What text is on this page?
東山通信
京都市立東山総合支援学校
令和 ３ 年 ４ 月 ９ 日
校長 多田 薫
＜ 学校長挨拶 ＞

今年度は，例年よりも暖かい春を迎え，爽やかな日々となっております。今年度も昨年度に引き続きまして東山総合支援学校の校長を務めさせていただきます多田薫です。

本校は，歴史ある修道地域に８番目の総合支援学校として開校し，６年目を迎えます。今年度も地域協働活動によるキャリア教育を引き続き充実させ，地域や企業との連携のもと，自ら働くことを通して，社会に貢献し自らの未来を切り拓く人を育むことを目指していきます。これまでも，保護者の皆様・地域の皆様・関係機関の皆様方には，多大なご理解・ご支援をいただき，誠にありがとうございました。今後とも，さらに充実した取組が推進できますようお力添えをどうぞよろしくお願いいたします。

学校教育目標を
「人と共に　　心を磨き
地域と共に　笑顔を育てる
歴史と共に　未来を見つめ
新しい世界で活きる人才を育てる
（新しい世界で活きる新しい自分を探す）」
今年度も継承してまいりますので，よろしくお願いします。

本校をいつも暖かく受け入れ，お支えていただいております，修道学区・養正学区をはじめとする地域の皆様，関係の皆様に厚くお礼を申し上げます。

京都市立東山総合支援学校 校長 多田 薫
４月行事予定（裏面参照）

Task brief
Transcribe the material exactly as it reads.

Exercise answer
What text is on this page?
東山通信
京都市立東山総合支援学校
令和 ３ 年 ４ 月 ９ 日
校長 多田 薫
＜ 学校長挨拶 ＞

今年度は，例年よりも暖かい春を迎え，爽やかな日々となっております。今年度も昨年度に引き続きまして東山総合支援学校の校長を務めさせていただきます多田薫です。

本校は，歴史ある修道地域に８番目の総合支援学校として開校し，６年目を迎えます。今年度も地域協働活動によるキャリア教育を引き続き充実させ，地域や企業との連携のもと，自ら働くことを通して，社会に貢献し自らの未来を切り拓く人を育むことを目指していきます。これまでも，保護者の皆様・地域の皆様・関係機関の皆様方には，多大なご理解・ご支援をいただき，誠にありがとうございました。今後とも，さらに充実した取組が推進できますようお力添えをどうぞよろしくお願いいたします。

学校教育目標を
「人と共に　　心を磨き
地域と共に　笑顔を育てる
歴史と共に　未来を見つめ
新しい世界で活きる人才を育てる
（新しい世界で活きる新しい自分を探す）」
今年度も継承してまいりますので，よろしくお願いします。

本校をいつも暖かく受け入れ，お支えていただいております，修道学区・養正学区をはじめとする地域の皆様，関係の皆様に厚くお礼を申し上げます。

京都市立東山総合支援学校 校長 多田 薫
４月行事予定（裏面参照）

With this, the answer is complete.